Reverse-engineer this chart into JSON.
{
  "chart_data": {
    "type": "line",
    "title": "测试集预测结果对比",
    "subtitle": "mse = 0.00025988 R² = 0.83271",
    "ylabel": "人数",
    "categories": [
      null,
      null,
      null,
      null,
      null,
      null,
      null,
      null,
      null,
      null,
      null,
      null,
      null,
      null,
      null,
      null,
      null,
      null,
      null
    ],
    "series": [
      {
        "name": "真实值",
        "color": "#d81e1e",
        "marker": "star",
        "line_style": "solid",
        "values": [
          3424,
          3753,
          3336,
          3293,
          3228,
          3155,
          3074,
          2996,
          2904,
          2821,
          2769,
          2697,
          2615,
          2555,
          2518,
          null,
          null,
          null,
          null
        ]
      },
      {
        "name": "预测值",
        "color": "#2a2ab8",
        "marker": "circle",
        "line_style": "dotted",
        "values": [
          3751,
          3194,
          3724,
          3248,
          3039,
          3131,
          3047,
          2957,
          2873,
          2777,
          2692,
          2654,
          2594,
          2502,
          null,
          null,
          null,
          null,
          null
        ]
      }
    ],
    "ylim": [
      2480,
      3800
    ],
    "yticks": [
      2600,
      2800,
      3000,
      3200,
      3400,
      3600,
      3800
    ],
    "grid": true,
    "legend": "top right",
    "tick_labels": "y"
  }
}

•••••

Exercise description. Hand back the material above in full, exactly as written.

Task response.
Reverse-engineer this chart into JSON.
{
  "chart_data": {
    "type": "line",
    "title": "测试集预测结果对比",
    "subtitle": "mse = 0.00025988 R² = 0.83271",
    "ylabel": "人数",
    "categories": [
      null,
      null,
      null,
      null,
      null,
      null,
      null,
      null,
      null,
      null,
      null,
      null,
      null,
      null,
      null,
      null,
      null,
      null,
      null
    ],
    "series": [
      {
        "name": "真实值",
        "color": "#d81e1e",
        "marker": "star",
        "line_style": "solid",
        "values": [
          3424,
          3753,
          3336,
          3293,
          3228,
          3155,
          3074,
          2996,
          2904,
          2821,
          2769,
          2697,
          2615,
          2555,
          2518,
          null,
          null,
          null,
          null
        ]
      },
      {
        "name": "预测值",
        "color": "#2a2ab8",
        "marker": "circle",
        "line_style": "dotted",
        "values": [
          3751,
          3194,
          3724,
          3248,
          3039,
          3131,
          3047,
          2957,
          2873,
          2777,
          2692,
          2654,
          2594,
          2502,
          null,
          null,
          null,
          null,
          null
        ]
      }
    ],
    "ylim": [
      2480,
      3800
    ],
    "yticks": [
      2600,
      2800,
      3000,
      3200,
      3400,
      3600,
      3800
    ],
    "grid": true,
    "legend": "top right",
    "tick_labels": "y"
  }
}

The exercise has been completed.